— START —

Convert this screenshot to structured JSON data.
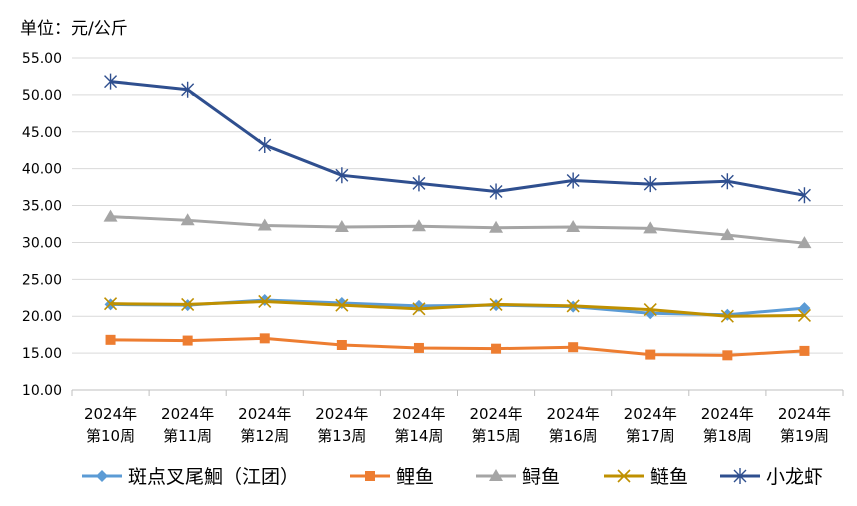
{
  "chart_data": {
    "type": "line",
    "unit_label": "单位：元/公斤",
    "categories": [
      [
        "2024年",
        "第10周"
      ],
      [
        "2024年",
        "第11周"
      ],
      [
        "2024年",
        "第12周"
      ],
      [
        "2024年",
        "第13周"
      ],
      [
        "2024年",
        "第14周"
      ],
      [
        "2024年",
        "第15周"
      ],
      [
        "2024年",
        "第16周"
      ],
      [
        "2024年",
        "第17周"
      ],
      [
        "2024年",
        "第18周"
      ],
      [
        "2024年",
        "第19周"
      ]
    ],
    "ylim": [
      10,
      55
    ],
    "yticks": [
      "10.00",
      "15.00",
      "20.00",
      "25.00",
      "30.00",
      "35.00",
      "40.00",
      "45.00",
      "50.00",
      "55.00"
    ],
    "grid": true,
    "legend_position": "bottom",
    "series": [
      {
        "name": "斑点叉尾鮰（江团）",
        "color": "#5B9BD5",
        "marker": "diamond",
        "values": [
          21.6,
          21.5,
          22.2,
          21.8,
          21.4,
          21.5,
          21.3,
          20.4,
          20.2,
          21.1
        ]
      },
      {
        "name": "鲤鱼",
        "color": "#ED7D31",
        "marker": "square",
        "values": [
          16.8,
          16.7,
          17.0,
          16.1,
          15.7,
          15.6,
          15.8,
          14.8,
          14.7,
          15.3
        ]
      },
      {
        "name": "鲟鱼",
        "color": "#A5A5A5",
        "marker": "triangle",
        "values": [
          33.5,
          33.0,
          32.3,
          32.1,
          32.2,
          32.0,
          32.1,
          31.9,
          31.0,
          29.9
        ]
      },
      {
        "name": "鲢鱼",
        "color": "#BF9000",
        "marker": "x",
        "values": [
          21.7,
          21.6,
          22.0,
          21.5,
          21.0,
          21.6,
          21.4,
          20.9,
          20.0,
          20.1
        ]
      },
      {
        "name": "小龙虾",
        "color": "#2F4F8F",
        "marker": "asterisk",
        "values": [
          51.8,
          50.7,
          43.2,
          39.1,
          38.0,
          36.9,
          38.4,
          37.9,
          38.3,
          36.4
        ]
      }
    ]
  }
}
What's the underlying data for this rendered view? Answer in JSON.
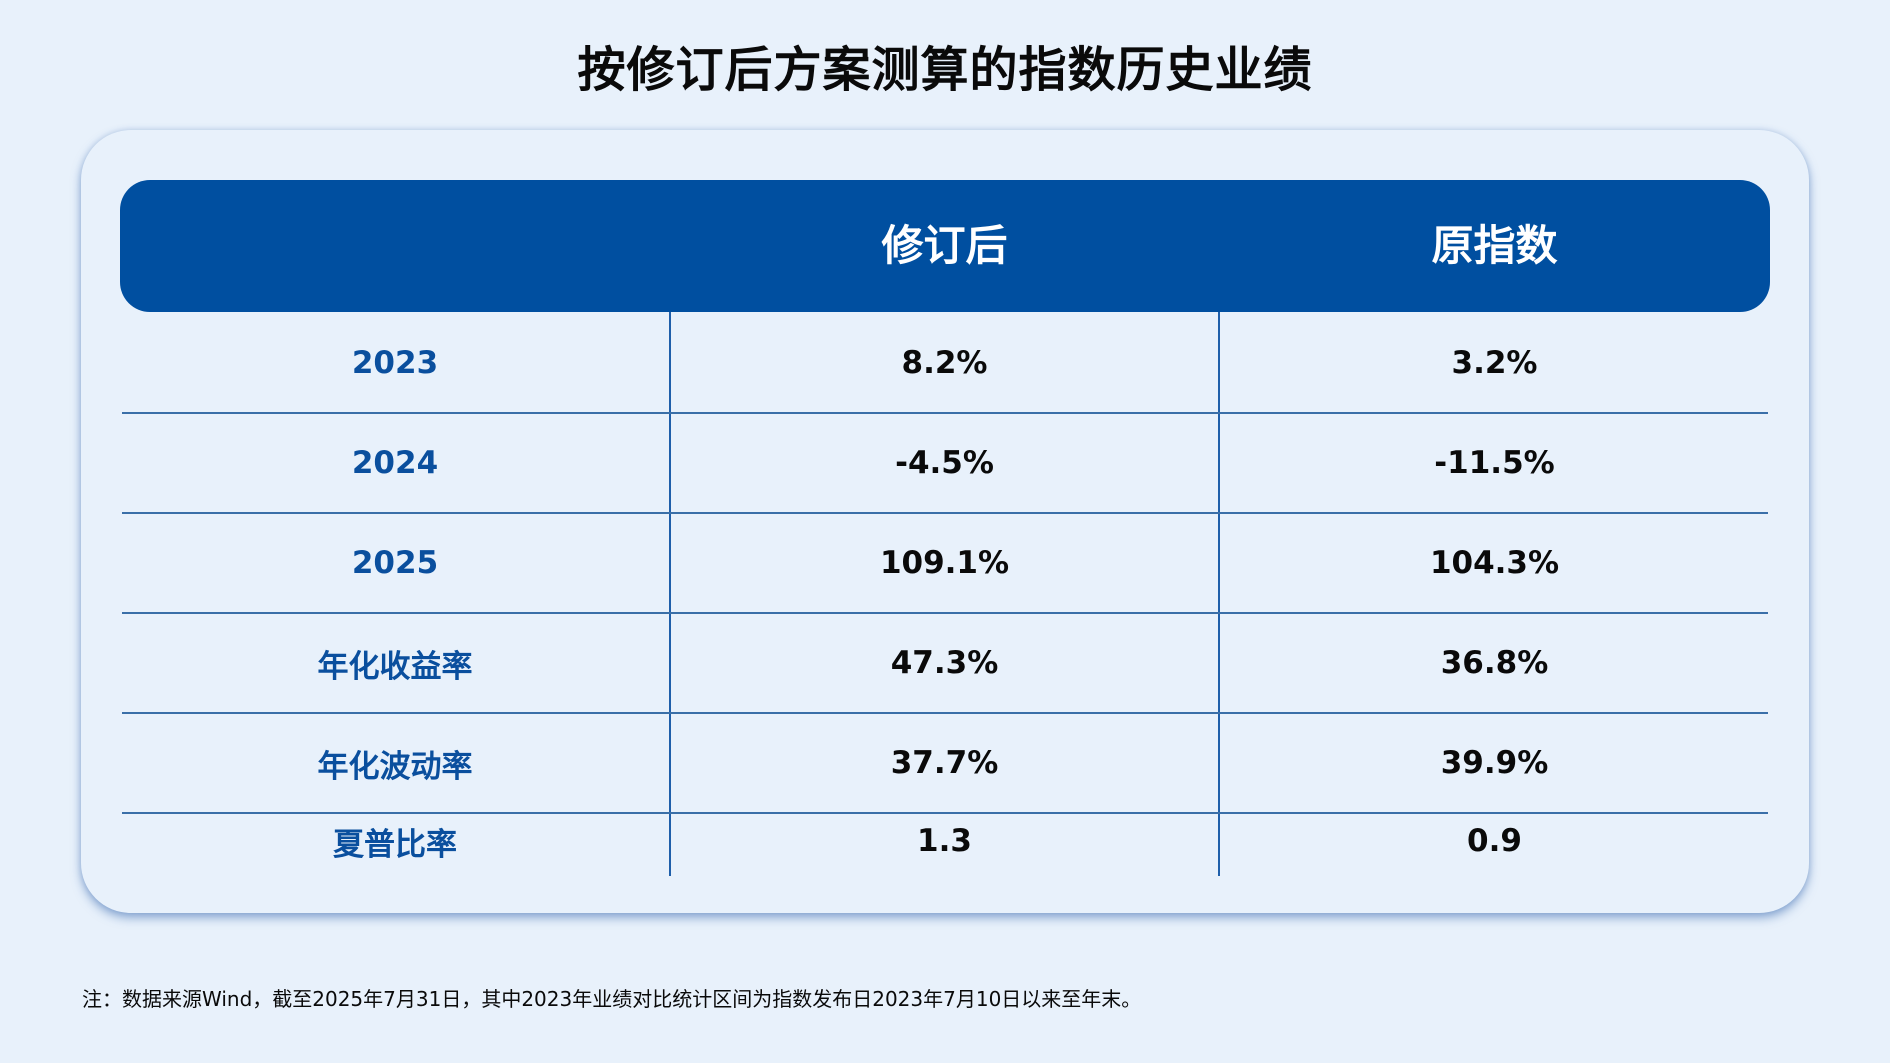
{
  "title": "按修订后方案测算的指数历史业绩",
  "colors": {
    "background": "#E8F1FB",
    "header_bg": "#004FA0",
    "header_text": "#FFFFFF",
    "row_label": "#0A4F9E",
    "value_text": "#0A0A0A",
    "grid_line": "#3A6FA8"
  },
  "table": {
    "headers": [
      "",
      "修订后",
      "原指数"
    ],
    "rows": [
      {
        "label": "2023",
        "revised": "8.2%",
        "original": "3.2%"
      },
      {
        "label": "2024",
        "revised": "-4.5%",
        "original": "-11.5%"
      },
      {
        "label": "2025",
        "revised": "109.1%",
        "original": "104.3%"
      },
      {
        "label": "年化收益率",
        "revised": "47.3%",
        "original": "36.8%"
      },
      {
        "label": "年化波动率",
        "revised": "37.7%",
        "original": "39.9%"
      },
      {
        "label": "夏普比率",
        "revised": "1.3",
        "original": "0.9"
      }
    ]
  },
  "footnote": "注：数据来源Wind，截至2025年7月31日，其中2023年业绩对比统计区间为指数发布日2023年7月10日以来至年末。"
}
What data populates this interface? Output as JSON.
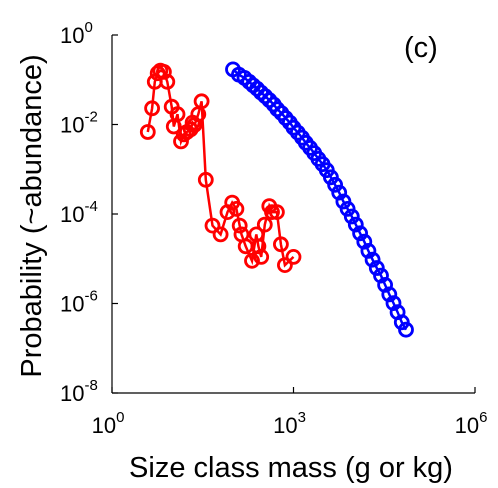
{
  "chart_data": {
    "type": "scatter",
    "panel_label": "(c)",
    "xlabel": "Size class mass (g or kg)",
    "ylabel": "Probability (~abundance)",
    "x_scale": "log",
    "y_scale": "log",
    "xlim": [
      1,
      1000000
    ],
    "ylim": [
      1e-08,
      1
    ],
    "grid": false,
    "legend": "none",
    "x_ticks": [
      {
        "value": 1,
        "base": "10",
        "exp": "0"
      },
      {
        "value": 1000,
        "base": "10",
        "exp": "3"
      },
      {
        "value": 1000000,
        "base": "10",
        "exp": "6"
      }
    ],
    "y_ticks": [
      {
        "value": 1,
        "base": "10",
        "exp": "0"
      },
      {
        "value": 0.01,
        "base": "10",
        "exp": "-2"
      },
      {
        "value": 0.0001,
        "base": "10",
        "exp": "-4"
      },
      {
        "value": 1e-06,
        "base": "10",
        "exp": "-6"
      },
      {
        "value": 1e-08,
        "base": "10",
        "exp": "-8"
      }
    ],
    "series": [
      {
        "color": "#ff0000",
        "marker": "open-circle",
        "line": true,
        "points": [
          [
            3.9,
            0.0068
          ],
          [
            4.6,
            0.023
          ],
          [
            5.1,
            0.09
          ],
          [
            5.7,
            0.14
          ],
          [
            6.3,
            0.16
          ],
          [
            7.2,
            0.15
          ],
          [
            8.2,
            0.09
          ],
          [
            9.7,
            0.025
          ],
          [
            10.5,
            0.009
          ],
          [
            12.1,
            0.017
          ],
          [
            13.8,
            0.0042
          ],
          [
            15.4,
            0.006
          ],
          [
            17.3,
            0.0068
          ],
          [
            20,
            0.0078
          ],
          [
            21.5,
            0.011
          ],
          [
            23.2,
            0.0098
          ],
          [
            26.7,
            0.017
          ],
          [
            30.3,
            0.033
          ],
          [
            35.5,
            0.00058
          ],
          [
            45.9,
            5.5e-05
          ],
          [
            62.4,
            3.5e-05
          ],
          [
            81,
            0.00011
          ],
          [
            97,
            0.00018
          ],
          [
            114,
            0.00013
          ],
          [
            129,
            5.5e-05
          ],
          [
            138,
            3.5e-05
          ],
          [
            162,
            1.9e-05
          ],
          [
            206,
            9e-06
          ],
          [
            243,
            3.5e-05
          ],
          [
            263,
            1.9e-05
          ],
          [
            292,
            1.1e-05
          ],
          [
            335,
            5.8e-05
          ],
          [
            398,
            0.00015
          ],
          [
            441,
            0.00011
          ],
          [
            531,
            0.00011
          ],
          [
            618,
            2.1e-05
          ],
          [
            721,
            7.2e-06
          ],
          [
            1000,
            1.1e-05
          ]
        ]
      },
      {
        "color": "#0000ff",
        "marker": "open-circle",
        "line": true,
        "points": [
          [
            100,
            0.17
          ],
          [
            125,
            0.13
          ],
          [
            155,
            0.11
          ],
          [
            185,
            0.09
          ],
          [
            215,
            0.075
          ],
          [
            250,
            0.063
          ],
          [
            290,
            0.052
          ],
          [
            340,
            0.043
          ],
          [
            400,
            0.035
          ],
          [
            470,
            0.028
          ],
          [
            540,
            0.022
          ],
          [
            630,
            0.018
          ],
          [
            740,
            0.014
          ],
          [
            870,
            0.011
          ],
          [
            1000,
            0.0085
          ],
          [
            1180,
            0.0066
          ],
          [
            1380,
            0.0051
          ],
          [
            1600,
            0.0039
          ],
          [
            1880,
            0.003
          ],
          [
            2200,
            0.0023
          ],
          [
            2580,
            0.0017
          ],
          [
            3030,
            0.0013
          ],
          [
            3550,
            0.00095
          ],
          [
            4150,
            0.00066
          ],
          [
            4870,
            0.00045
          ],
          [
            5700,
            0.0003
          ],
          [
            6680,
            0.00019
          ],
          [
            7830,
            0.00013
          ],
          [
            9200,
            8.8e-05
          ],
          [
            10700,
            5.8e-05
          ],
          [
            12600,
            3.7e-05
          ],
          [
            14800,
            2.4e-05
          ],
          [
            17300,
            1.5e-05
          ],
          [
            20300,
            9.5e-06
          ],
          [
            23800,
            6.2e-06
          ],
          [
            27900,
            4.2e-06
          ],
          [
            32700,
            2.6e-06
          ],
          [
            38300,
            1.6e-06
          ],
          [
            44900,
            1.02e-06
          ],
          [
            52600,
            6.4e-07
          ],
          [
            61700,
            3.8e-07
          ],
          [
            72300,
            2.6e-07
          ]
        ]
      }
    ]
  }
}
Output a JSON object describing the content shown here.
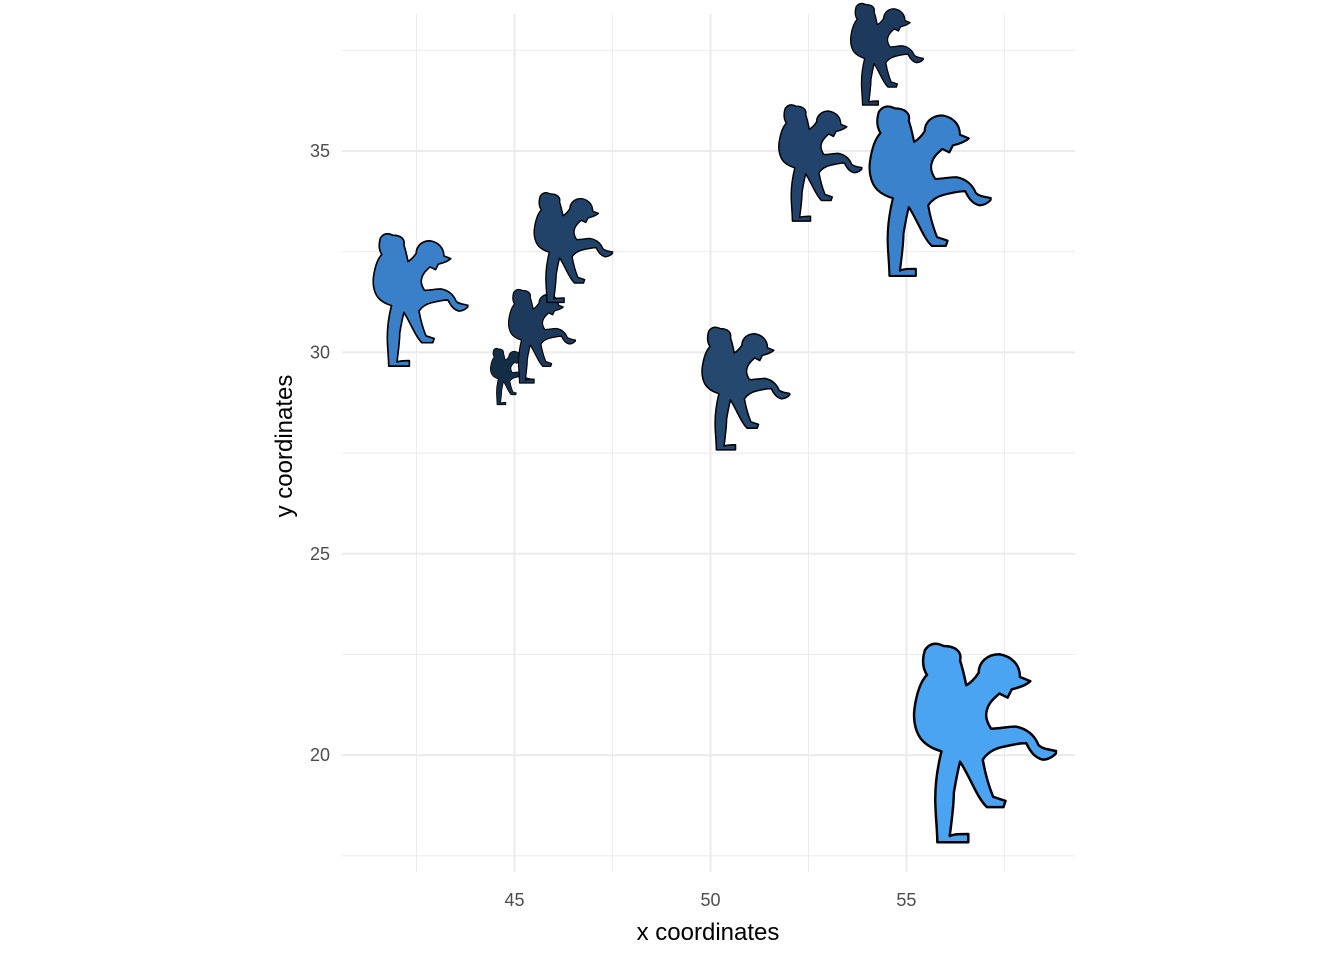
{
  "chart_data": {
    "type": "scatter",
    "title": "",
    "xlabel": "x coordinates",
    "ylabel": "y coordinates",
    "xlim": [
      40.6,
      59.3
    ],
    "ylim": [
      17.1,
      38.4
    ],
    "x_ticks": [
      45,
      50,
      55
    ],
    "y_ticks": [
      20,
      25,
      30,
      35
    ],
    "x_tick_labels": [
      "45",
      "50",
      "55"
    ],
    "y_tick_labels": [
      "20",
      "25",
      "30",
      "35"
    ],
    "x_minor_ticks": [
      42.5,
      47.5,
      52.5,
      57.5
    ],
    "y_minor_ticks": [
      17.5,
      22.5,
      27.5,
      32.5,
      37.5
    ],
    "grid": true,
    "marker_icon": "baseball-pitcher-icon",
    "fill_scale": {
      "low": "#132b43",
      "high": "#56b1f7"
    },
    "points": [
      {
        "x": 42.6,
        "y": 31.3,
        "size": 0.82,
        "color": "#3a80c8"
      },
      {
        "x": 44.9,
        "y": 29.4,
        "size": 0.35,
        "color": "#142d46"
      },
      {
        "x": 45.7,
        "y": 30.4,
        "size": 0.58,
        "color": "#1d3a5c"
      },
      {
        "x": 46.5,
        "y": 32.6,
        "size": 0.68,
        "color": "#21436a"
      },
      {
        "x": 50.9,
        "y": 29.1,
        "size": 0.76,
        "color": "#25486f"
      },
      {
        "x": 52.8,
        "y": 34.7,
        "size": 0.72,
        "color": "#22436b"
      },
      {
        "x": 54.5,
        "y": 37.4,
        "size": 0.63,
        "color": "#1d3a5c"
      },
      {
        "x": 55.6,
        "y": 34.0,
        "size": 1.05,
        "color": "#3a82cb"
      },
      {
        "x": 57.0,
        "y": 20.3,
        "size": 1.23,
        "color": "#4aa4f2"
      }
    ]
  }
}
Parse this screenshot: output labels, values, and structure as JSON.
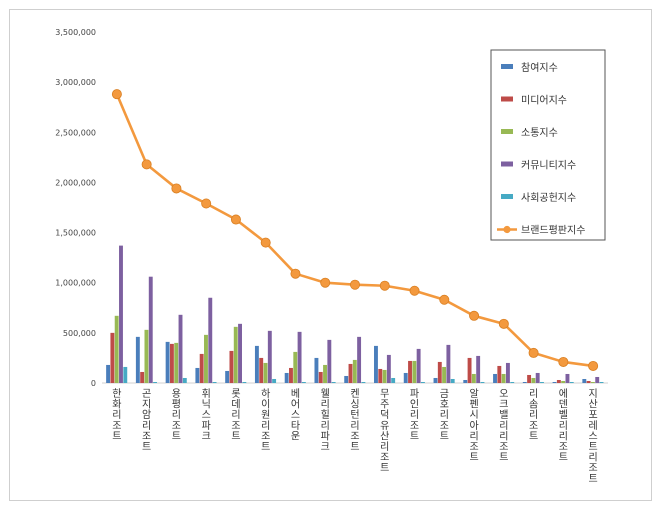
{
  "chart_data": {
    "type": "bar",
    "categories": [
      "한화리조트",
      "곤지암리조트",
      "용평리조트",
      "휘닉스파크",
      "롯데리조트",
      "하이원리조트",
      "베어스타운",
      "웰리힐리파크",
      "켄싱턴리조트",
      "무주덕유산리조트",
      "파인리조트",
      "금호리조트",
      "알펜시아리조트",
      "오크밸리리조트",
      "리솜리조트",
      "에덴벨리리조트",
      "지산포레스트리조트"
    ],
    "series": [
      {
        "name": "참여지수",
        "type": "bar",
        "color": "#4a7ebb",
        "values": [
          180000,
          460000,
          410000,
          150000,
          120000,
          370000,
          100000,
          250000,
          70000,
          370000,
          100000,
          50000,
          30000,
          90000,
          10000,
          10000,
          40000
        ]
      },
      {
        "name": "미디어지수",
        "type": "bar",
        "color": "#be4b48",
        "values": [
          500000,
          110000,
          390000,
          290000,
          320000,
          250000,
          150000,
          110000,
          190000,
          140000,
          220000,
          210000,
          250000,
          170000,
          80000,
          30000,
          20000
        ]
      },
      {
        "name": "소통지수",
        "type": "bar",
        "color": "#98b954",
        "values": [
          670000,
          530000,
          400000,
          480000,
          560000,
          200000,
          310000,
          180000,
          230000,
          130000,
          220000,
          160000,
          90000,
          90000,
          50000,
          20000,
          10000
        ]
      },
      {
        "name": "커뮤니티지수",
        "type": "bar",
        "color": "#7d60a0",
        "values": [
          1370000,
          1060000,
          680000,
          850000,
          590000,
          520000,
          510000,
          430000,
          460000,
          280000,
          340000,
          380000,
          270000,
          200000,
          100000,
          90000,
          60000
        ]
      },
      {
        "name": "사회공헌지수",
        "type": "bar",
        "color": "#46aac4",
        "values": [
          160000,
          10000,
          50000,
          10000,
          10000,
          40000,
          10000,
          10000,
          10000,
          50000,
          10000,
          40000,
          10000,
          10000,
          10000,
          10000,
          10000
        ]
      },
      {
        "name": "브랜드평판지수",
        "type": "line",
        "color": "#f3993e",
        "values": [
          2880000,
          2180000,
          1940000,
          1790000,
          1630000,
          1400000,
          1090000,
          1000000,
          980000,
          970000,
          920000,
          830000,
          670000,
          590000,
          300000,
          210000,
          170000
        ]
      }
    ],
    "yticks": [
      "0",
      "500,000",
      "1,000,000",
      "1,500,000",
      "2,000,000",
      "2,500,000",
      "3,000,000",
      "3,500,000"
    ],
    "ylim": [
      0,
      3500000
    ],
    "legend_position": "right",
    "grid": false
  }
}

— END —

PROBLEM TO WORK ON
Which lines hold the word "name"? Show each one.

RESULT OF THIS TASK
        "name": "斑点叉尾鮰（江团）",
        "name": "鲤鱼",
        "name": "鲟鱼",
        "name": "鲢鱼",
        "name": "小龙虾",
        "name": "참여지수",
        "name": "미디어지수",
        "name": "소통지수",
        "name": "커뮤니티지수",
        "name": "사회공헌지수",
        "name": "브랜드평판지수",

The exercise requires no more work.